Extracted data entries:

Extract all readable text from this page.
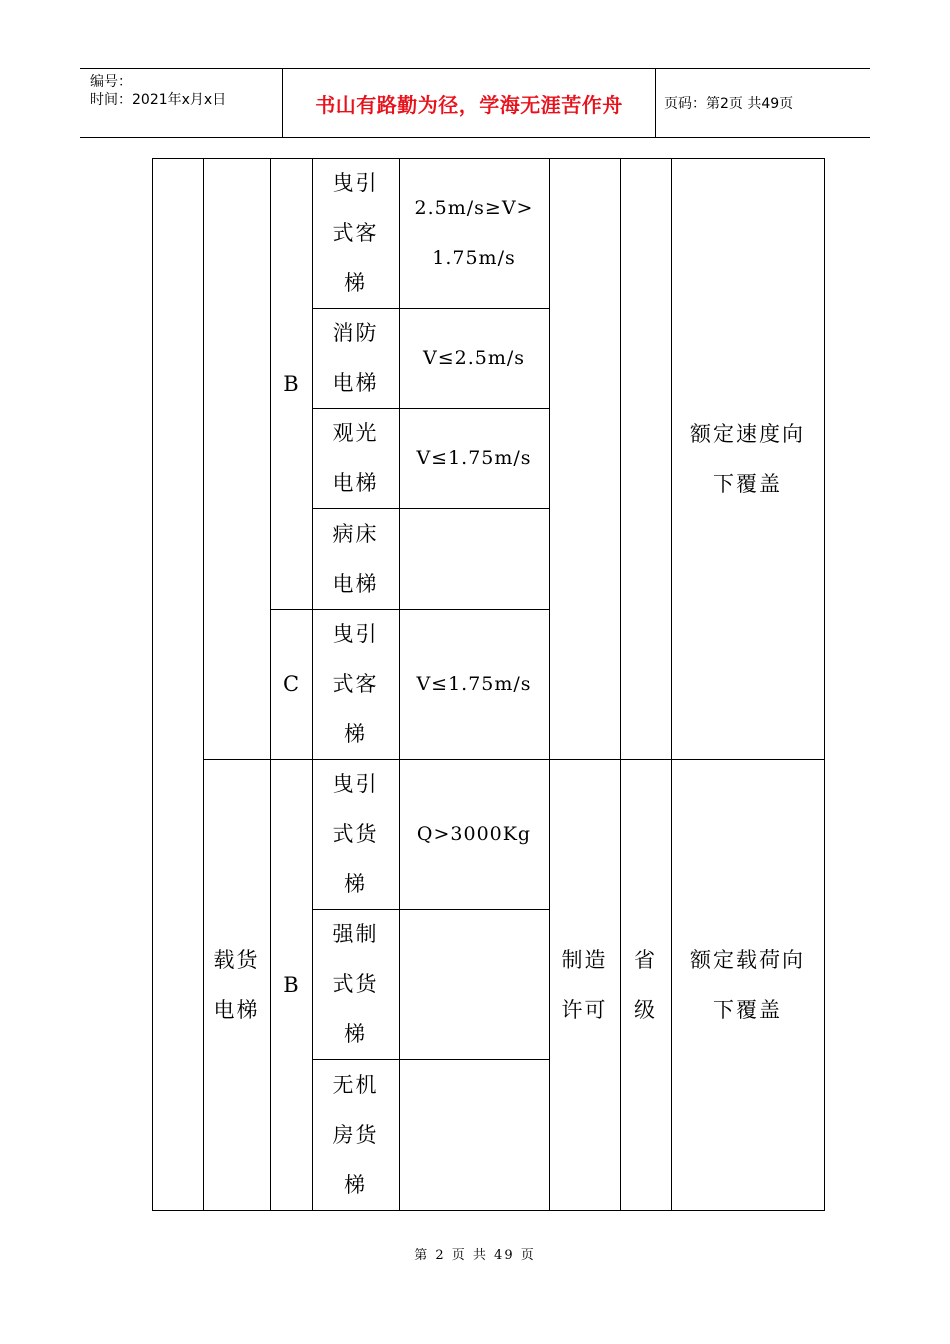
编号：
时间：2021年x月x日	书山有路勤为径，学海无涯苦作舟	页码：第2页 共49页
B
曳引
式客
梯
2.5m/s≥V>
1.75m/s
消防
电梯
V≤2.5m/s
观光
电梯
V≤1.75m/s
病床
电梯
C
曳引
式客
梯
V≤1.75m/s
额定速度向
下覆盖
载货
电梯
B
曳引
式货
梯
Q>3000Kg
强制
式货
梯
无机
房货
梯
制造
许可
省
级
额定载荷向
下覆盖
第 2 页 共 49 页
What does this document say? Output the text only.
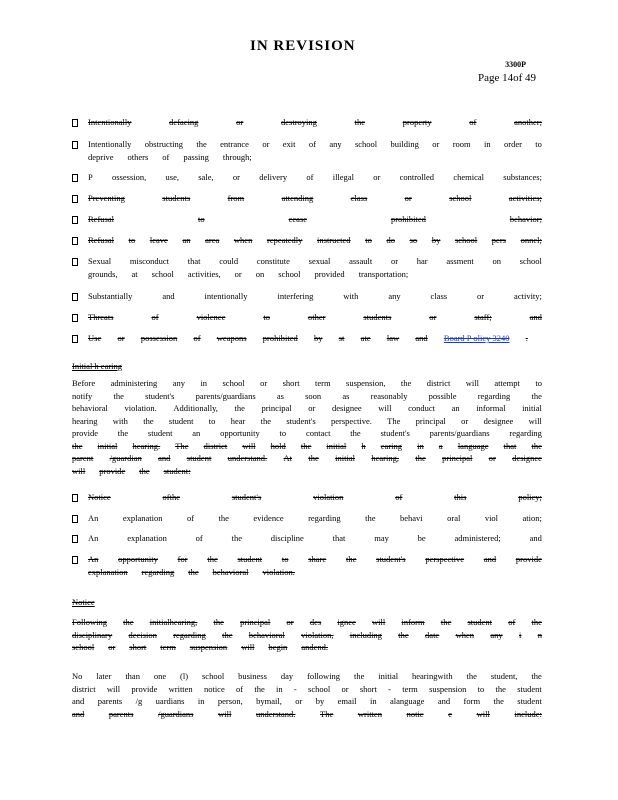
IN REVISION
3300P
Page 14of 49
Intentionally	defacing	or	destroying	the	property	of	another;
Intentionally obstructing the entrance or exit of any school building or room in order to
deprive others of passing through;
P ossession, use, sale, or delivery of illegal or controlled chemical substances;
Preventing	students	from	attending	class	or	school	activities;
Refusal	to	cease	prohibited	behavior;
Refusal to leave an area when repeatedly instructed to do so by school pers onnel;
Sexual misconduct that could constitute sexual assault or har assment on school
grounds, at school activities, or on school provided transportation;
Substantially	and	intentionally	interfering	with	any	class	or	activity;
Threats	of	violence	to	other	students	or	staff;	and
Use or possession of weapons prohibited by st ate law and Board P olicy 3240 .
Initial h earing
Before administering any in school or short term suspension, the district will attempt to
notify the student's parents/guardians as soon as reasonably possible regarding the
behavioral violation. Additionally, the principal or designee will conduct an informal initial
hearing with the student to hear the student's perspective. The principal or designee will
provide the student an opportunity to contact the student's parents/guardians regarding
the initial hearing. The district will hold the initial h earing in a language that the
parent /guardian and student understand. At the initial hearing, the principal or designee
will provide the student:
Notice	ofthe	student's	violation	of	this	policy;
An	explanation	of	the	evidence	regarding	the	behavi	oral	viol	ation;
An	explanation	of	the	discipline	that	may	be	administered;	and
An opportunity for the student to share the student's perspective and provide
explanation regarding the behavioral violation.
Notice
Following the initialhearing, the principal or des ignee will inform the student of the
disciplinary decision regarding the behavioral violation, including the date when any i n
school or short term suspension will begin andend.
No later than one (l) school business day following the initial hearingwith the student, the
district will provide written notice of the in - school or short - term suspension to the student
and parents /g uardians in person, bymail, or by email in alanguage and form the student
and	parents	/guardians	will	understand.	The	written	notic	e	will	include:
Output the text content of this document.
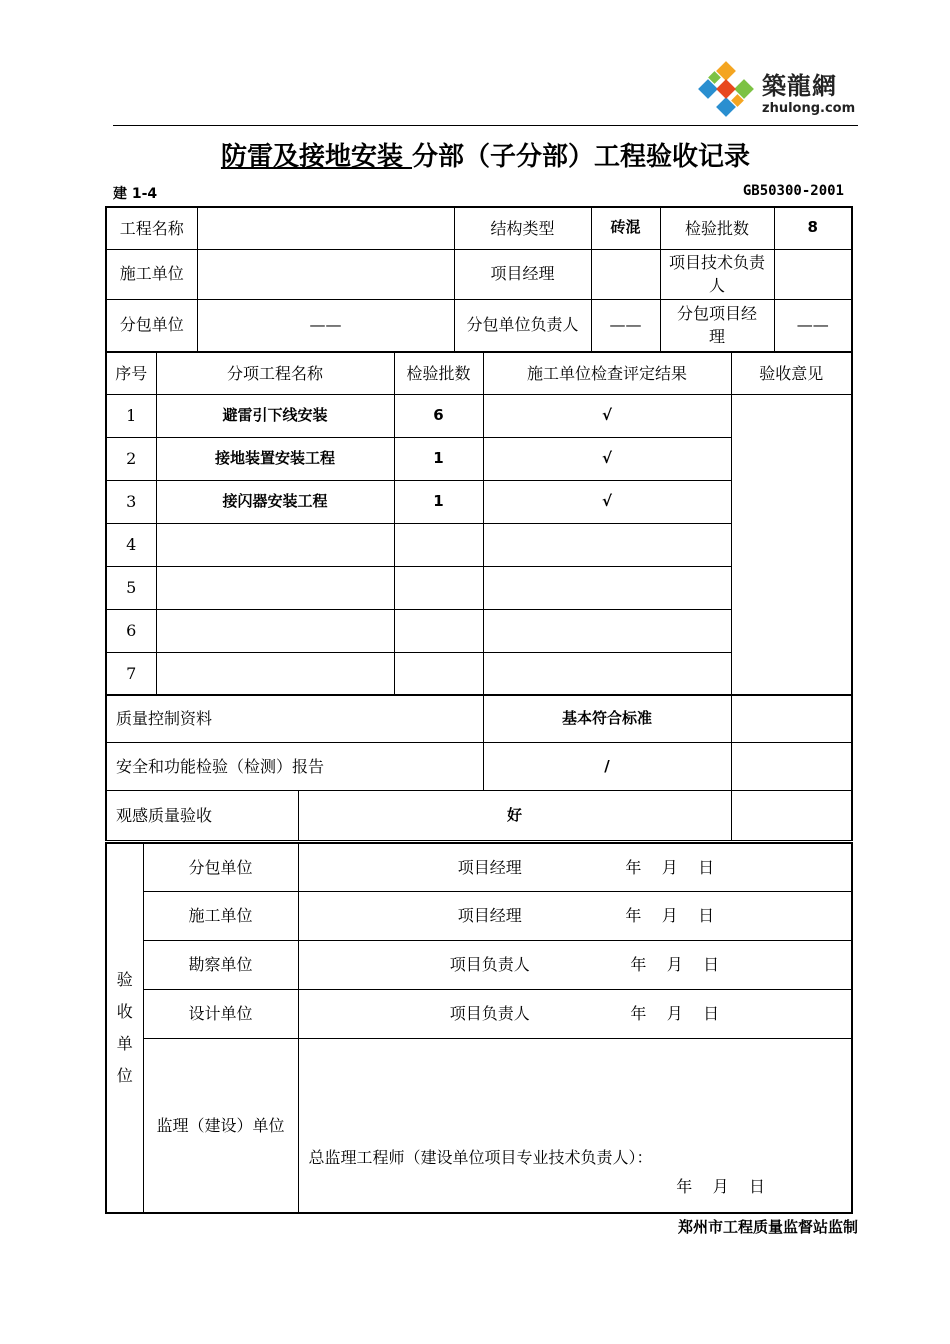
築龍網
zhulong.com
防雷及接地安装 分部（子分部）工程验收记录
建 1-4	GB50300-2001
工程名称		结构类型	砖混	检验批数	8
施工单位		项目经理		项目技术负责人	
分包单位	——	分包单位负责人	——	分包项目经理	——
序号	分项工程名称	检验批数	施工单位检查评定结果	验收意见
1	避雷引下线安装	6	√	
2	接地装置安装工程	1	√	
3	接闪器安装工程	1	√	
4				
5				
6				
7				
质量控制资料		基本符合标准	
安全和功能检验（检测）报告		/	
观感质量验收	好		
验
收
单
位	分包单位	项目经理 年    月    日
	施工单位	项目经理 年    月    日
	勘察单位	项目负责人 年    月    日
	设计单位	项目负责人 年    月    日
	监理（建设）单位	总监理工程师（建设单位项目专业技术负责人）：
年    月    日
郑州市工程质量监督站监制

■ Work instructions ■
Transcribe all the data word for word; the images stay out.

■ Reply to the task ■
Extract all readable text from this page.
编号：
时间：2021年x月x日	书山有路勤为径，学海无涯苦作舟	页码：第2页 共49页
B
曳引
式客
梯
2.5m/s≥V>
1.75m/s
消防
电梯
V≤2.5m/s
观光
电梯
V≤1.75m/s
病床
电梯
C
曳引
式客
梯
V≤1.75m/s
额定速度向
下覆盖
载货
电梯
B
曳引
式货
梯
Q>3000Kg
强制
式货
梯
无机
房货
梯
制造
许可
省
级
额定载荷向
下覆盖
第 2 页 共 49 页
What does this document say? Output the text only.
IN REVISION
3300P
Page 14of 49
Intentionally	defacing	or	destroying	the	property	of	another;
Intentionally obstructing the entrance or exit of any school building or room in order to
deprive others of passing through;
P ossession, use, sale, or delivery of illegal or controlled chemical substances;
Preventing	students	from	attending	class	or	school	activities;
Refusal	to	cease	prohibited	behavior;
Refusal to leave an area when repeatedly instructed to do so by school pers onnel;
Sexual misconduct that could constitute sexual assault or har assment on school
grounds, at school activities, or on school provided transportation;
Substantially	and	intentionally	interfering	with	any	class	or	activity;
Threats	of	violence	to	other	students	or	staff;	and
Use or possession of weapons prohibited by st ate law and Board P olicy 3240 .
Initial h earing
Before administering any in school or short term suspension, the district will attempt to
notify the student's parents/guardians as soon as reasonably possible regarding the
behavioral violation. Additionally, the principal or designee will conduct an informal initial
hearing with the student to hear the student's perspective. The principal or designee will
provide the student an opportunity to contact the student's parents/guardians regarding
the initial hearing. The district will hold the initial h earing in a language that the
parent /guardian and student understand. At the initial hearing, the principal or designee
will provide the student:
Notice	ofthe	student's	violation	of	this	policy;
An	explanation	of	the	evidence	regarding	the	behavi	oral	viol	ation;
An	explanation	of	the	discipline	that	may	be	administered;	and
An opportunity for the student to share the student's perspective and provide
explanation regarding the behavioral violation.
Notice
Following the initialhearing, the principal or des ignee will inform the student of the
disciplinary decision regarding the behavioral violation, including the date when any i n
school or short term suspension will begin andend.
No later than one (l) school business day following the initial hearingwith the student, the
district will provide written notice of the in - school or short - term suspension to the student
and parents /g uardians in person, bymail, or by email in alanguage and form the student
and	parents	/guardians	will	understand.	The	written	notic	e	will	include:
Output the text content of this document.
築龍網
zhulong.com
防雷及接地安装 分部（子分部）工程验收记录
建 1-4	GB50300-2001
工程名称		结构类型	砖混	检验批数	8
施工单位		项目经理		项目技术负责人	
分包单位	——	分包单位负责人	——	分包项目经理	——
序号	分项工程名称	检验批数	施工单位检查评定结果	验收意见
1	避雷引下线安装	6	√	
2	接地装置安装工程	1	√	
3	接闪器安装工程	1	√	
4				
5				
6				
7				
质量控制资料		基本符合标准	
安全和功能检验（检测）报告		/	
观感质量验收	好		
验
收
单
位	分包单位	项目经理 年    月    日
	施工单位	项目经理 年    月    日
	勘察单位	项目负责人 年    月    日
	设计单位	项目负责人 年    月    日
	监理（建设）单位	总监理工程师（建设单位项目专业技术负责人）：
年    月    日
郑州市工程质量监督站监制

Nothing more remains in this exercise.